__The request__. Exact repetition of every entry is required.

__Given data__.
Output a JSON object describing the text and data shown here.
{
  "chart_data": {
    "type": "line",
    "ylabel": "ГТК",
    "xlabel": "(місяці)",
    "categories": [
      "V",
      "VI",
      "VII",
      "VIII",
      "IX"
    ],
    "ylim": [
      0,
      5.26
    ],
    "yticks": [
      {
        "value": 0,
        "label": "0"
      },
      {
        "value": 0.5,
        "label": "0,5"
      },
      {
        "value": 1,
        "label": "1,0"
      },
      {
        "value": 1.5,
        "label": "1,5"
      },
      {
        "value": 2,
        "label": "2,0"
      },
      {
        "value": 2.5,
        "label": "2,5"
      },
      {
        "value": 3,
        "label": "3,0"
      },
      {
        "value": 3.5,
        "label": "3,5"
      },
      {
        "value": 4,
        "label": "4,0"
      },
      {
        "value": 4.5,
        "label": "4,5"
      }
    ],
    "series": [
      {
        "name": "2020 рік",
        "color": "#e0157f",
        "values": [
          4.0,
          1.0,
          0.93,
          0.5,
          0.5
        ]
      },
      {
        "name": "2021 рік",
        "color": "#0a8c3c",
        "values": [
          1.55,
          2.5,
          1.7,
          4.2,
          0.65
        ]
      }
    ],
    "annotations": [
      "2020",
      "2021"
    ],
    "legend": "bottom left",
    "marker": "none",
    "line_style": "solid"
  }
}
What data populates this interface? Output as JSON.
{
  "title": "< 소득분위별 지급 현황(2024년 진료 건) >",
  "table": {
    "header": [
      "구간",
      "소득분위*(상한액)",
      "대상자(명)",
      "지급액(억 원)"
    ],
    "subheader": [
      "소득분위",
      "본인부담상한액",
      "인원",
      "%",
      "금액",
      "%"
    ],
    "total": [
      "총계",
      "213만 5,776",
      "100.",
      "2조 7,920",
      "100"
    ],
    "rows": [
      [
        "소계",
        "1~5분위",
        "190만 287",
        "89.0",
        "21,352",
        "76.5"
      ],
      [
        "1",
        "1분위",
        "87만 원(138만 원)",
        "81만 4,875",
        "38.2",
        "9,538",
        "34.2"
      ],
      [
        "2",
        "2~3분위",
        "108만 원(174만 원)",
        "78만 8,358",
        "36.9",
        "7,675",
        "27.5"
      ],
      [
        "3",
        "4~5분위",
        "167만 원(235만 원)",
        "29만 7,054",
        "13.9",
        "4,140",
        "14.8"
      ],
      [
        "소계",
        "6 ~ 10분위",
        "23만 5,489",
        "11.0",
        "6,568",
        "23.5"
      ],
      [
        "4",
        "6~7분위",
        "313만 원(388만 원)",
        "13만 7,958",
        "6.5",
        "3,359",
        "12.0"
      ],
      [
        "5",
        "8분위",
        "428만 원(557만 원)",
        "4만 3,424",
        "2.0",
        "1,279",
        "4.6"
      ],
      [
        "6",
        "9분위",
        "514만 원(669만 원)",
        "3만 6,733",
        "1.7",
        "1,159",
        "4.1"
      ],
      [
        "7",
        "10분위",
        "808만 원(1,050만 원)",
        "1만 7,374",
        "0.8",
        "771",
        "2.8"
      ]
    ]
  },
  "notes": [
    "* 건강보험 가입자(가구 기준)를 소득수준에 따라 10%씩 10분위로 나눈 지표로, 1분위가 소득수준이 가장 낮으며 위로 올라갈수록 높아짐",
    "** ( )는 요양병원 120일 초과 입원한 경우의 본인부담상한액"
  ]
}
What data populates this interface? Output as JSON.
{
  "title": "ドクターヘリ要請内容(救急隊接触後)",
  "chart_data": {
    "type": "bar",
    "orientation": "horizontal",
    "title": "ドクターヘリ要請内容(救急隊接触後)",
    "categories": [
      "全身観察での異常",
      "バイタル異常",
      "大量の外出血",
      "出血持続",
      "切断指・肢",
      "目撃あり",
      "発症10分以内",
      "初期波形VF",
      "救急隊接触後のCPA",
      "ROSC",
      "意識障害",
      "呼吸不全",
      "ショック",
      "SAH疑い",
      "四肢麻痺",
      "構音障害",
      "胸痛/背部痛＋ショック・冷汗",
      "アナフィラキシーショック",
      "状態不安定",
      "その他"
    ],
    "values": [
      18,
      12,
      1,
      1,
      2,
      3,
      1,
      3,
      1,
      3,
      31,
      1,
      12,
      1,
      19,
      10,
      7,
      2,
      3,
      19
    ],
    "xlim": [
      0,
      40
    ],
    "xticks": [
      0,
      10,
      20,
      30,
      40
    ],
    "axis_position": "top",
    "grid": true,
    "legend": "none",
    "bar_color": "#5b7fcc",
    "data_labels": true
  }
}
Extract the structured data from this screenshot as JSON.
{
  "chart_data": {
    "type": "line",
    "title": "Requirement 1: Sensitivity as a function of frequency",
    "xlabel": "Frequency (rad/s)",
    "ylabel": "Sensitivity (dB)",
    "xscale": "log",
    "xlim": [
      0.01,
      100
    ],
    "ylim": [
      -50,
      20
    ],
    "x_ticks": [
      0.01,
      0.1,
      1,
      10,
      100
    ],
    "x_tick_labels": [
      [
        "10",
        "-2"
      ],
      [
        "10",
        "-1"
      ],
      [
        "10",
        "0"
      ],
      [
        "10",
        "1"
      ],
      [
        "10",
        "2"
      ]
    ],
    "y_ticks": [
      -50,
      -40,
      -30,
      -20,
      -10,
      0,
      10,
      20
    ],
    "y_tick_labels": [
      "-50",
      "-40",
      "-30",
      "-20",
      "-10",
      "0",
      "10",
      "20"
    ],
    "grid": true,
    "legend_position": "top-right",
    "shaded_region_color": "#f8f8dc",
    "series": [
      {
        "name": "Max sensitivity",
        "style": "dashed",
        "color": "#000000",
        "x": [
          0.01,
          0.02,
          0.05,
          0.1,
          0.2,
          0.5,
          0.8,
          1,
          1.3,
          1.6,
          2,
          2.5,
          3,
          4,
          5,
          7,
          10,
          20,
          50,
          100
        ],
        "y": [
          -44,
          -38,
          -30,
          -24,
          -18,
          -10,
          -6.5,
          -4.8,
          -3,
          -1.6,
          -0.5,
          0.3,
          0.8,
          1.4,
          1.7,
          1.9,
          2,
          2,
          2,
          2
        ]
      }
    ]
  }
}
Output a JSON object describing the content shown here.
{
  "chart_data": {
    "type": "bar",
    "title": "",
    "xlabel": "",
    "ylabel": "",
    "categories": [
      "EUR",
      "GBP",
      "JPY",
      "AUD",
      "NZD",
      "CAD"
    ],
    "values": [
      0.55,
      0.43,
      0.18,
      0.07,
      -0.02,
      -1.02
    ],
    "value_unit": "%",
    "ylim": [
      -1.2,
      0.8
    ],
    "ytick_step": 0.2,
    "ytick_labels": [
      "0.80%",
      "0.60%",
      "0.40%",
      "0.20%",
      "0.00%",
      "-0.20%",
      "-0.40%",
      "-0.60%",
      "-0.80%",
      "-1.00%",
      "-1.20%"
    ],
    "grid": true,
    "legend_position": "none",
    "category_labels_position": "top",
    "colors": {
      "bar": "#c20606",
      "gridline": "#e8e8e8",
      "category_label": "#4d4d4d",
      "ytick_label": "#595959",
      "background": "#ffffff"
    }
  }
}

__Completed exercise__.
Output a JSON object describing the text and data shown here.
{
  "chart_data": {
    "type": "line",
    "ylabel": "ГТК",
    "xlabel": "(місяці)",
    "categories": [
      "V",
      "VI",
      "VII",
      "VIII",
      "IX"
    ],
    "ylim": [
      0,
      5.26
    ],
    "yticks": [
      {
        "value": 0,
        "label": "0"
      },
      {
        "value": 0.5,
        "label": "0,5"
      },
      {
        "value": 1,
        "label": "1,0"
      },
      {
        "value": 1.5,
        "label": "1,5"
      },
      {
        "value": 2,
        "label": "2,0"
      },
      {
        "value": 2.5,
        "label": "2,5"
      },
      {
        "value": 3,
        "label": "3,0"
      },
      {
        "value": 3.5,
        "label": "3,5"
      },
      {
        "value": 4,
        "label": "4,0"
      },
      {
        "value": 4.5,
        "label": "4,5"
      }
    ],
    "series": [
      {
        "name": "2020 рік",
        "color": "#e0157f",
        "values": [
          4.0,
          1.0,
          0.93,
          0.5,
          0.5
        ]
      },
      {
        "name": "2021 рік",
        "color": "#0a8c3c",
        "values": [
          1.55,
          2.5,
          1.7,
          4.2,
          0.65
        ]
      }
    ],
    "annotations": [
      "2020",
      "2021"
    ],
    "legend": "bottom left",
    "marker": "none",
    "line_style": "solid"
  }
}
What data populates this interface? Output as JSON.
{
  "title": "< 소득분위별 지급 현황(2024년 진료 건) >",
  "table": {
    "header": [
      "구간",
      "소득분위*(상한액)",
      "대상자(명)",
      "지급액(억 원)"
    ],
    "subheader": [
      "소득분위",
      "본인부담상한액",
      "인원",
      "%",
      "금액",
      "%"
    ],
    "total": [
      "총계",
      "213만 5,776",
      "100.",
      "2조 7,920",
      "100"
    ],
    "rows": [
      [
        "소계",
        "1~5분위",
        "190만 287",
        "89.0",
        "21,352",
        "76.5"
      ],
      [
        "1",
        "1분위",
        "87만 원(138만 원)",
        "81만 4,875",
        "38.2",
        "9,538",
        "34.2"
      ],
      [
        "2",
        "2~3분위",
        "108만 원(174만 원)",
        "78만 8,358",
        "36.9",
        "7,675",
        "27.5"
      ],
      [
        "3",
        "4~5분위",
        "167만 원(235만 원)",
        "29만 7,054",
        "13.9",
        "4,140",
        "14.8"
      ],
      [
        "소계",
        "6 ~ 10분위",
        "23만 5,489",
        "11.0",
        "6,568",
        "23.5"
      ],
      [
        "4",
        "6~7분위",
        "313만 원(388만 원)",
        "13만 7,958",
        "6.5",
        "3,359",
        "12.0"
      ],
      [
        "5",
        "8분위",
        "428만 원(557만 원)",
        "4만 3,424",
        "2.0",
        "1,279",
        "4.6"
      ],
      [
        "6",
        "9분위",
        "514만 원(669만 원)",
        "3만 6,733",
        "1.7",
        "1,159",
        "4.1"
      ],
      [
        "7",
        "10분위",
        "808만 원(1,050만 원)",
        "1만 7,374",
        "0.8",
        "771",
        "2.8"
      ]
    ]
  },
  "notes": [
    "* 건강보험 가입자(가구 기준)를 소득수준에 따라 10%씩 10분위로 나눈 지표로, 1분위가 소득수준이 가장 낮으며 위로 올라갈수록 높아짐",
    "** ( )는 요양병원 120일 초과 입원한 경우의 본인부담상한액"
  ]
}
What data populates this interface? Output as JSON.
{
  "title": "ドクターヘリ要請内容(救急隊接触後)",
  "chart_data": {
    "type": "bar",
    "orientation": "horizontal",
    "title": "ドクターヘリ要請内容(救急隊接触後)",
    "categories": [
      "全身観察での異常",
      "バイタル異常",
      "大量の外出血",
      "出血持続",
      "切断指・肢",
      "目撃あり",
      "発症10分以内",
      "初期波形VF",
      "救急隊接触後のCPA",
      "ROSC",
      "意識障害",
      "呼吸不全",
      "ショック",
      "SAH疑い",
      "四肢麻痺",
      "構音障害",
      "胸痛/背部痛＋ショック・冷汗",
      "アナフィラキシーショック",
      "状態不安定",
      "その他"
    ],
    "values": [
      18,
      12,
      1,
      1,
      2,
      3,
      1,
      3,
      1,
      3,
      31,
      1,
      12,
      1,
      19,
      10,
      7,
      2,
      3,
      19
    ],
    "xlim": [
      0,
      40
    ],
    "xticks": [
      0,
      10,
      20,
      30,
      40
    ],
    "axis_position": "top",
    "grid": true,
    "legend": "none",
    "bar_color": "#5b7fcc",
    "data_labels": true
  }
}
Extract the structured data from this screenshot as JSON.
{
  "chart_data": {
    "type": "line",
    "title": "Requirement 1: Sensitivity as a function of frequency",
    "xlabel": "Frequency (rad/s)",
    "ylabel": "Sensitivity (dB)",
    "xscale": "log",
    "xlim": [
      0.01,
      100
    ],
    "ylim": [
      -50,
      20
    ],
    "x_ticks": [
      0.01,
      0.1,
      1,
      10,
      100
    ],
    "x_tick_labels": [
      [
        "10",
        "-2"
      ],
      [
        "10",
        "-1"
      ],
      [
        "10",
        "0"
      ],
      [
        "10",
        "1"
      ],
      [
        "10",
        "2"
      ]
    ],
    "y_ticks": [
      -50,
      -40,
      -30,
      -20,
      -10,
      0,
      10,
      20
    ],
    "y_tick_labels": [
      "-50",
      "-40",
      "-30",
      "-20",
      "-10",
      "0",
      "10",
      "20"
    ],
    "grid": true,
    "legend_position": "top-right",
    "shaded_region_color": "#f8f8dc",
    "series": [
      {
        "name": "Max sensitivity",
        "style": "dashed",
        "color": "#000000",
        "x": [
          0.01,
          0.02,
          0.05,
          0.1,
          0.2,
          0.5,
          0.8,
          1,
          1.3,
          1.6,
          2,
          2.5,
          3,
          4,
          5,
          7,
          10,
          20,
          50,
          100
        ],
        "y": [
          -44,
          -38,
          -30,
          -24,
          -18,
          -10,
          -6.5,
          -4.8,
          -3,
          -1.6,
          -0.5,
          0.3,
          0.8,
          1.4,
          1.7,
          1.9,
          2,
          2,
          2,
          2
        ]
      }
    ]
  }
}
Output a JSON object describing the content shown here.
{
  "chart_data": {
    "type": "bar",
    "title": "",
    "xlabel": "",
    "ylabel": "",
    "categories": [
      "EUR",
      "GBP",
      "JPY",
      "AUD",
      "NZD",
      "CAD"
    ],
    "values": [
      0.55,
      0.43,
      0.18,
      0.07,
      -0.02,
      -1.02
    ],
    "value_unit": "%",
    "ylim": [
      -1.2,
      0.8
    ],
    "ytick_step": 0.2,
    "ytick_labels": [
      "0.80%",
      "0.60%",
      "0.40%",
      "0.20%",
      "0.00%",
      "-0.20%",
      "-0.40%",
      "-0.60%",
      "-0.80%",
      "-1.00%",
      "-1.20%"
    ],
    "grid": true,
    "legend_position": "none",
    "category_labels_position": "top",
    "colors": {
      "bar": "#c20606",
      "gridline": "#e8e8e8",
      "category_label": "#4d4d4d",
      "ytick_label": "#595959",
      "background": "#ffffff"
    }
  }
}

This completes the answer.